WHAT YOU WILL DO: Copy out each line of the data holding "name".

-- START OF ITEMS --

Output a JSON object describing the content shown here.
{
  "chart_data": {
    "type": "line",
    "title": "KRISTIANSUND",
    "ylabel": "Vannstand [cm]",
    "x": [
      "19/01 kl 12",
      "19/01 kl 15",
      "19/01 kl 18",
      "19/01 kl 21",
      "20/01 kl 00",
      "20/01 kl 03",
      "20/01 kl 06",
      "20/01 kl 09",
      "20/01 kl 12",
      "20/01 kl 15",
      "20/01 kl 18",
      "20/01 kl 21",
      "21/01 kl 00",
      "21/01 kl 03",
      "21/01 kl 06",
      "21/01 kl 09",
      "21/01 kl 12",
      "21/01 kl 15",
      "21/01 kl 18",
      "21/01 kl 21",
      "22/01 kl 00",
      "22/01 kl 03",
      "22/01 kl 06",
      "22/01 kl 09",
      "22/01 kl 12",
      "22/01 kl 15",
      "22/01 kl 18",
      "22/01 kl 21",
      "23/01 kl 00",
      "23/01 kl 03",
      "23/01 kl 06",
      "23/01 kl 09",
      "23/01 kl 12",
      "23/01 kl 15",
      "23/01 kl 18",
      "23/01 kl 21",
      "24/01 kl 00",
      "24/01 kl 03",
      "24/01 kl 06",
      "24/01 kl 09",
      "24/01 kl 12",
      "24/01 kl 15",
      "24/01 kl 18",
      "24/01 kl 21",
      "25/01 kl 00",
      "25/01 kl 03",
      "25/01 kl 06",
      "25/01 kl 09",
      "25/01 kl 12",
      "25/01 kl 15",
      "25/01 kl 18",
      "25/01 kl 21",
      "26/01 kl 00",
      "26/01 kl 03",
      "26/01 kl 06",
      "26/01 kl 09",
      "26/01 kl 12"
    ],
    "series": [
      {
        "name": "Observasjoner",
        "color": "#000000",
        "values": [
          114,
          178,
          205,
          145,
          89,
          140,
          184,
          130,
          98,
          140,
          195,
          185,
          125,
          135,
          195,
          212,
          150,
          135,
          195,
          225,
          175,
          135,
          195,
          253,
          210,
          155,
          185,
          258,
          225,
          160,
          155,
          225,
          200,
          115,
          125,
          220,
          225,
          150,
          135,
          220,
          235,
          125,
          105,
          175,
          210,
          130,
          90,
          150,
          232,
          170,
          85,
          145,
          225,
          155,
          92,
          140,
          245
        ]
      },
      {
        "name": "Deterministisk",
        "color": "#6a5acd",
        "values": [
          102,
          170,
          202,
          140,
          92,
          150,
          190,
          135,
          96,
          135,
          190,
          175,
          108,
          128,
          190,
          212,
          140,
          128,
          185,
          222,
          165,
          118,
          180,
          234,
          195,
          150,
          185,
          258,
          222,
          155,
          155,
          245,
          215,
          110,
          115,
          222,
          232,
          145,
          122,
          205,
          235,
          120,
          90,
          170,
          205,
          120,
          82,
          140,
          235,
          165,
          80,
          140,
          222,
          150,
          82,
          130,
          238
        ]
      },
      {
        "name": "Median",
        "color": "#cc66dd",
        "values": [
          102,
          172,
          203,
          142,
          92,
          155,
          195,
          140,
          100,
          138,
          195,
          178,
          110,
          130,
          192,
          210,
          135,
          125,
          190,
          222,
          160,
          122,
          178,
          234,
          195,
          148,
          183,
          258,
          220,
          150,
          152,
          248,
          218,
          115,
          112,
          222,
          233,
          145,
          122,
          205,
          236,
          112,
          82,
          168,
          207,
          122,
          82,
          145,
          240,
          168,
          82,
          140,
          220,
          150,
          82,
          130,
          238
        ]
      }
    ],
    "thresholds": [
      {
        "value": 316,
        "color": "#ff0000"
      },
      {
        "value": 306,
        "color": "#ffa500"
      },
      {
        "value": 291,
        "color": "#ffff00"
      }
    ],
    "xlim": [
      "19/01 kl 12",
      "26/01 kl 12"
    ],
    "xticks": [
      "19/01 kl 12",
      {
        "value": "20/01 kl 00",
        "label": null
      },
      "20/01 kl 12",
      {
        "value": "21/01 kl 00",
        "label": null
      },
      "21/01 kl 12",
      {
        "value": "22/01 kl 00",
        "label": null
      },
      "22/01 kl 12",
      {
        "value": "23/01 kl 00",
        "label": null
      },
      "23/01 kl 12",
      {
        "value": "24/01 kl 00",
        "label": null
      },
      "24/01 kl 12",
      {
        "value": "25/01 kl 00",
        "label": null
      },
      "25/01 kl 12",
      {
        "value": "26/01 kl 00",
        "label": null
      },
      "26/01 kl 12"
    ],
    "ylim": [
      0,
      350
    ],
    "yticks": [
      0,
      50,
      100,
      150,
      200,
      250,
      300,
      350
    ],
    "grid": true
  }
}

-- END OF ITEMS --

EXPECTED ANSWER:
        "name": "Observasjoner",
        "name": "Deterministisk",
        "name": "Median",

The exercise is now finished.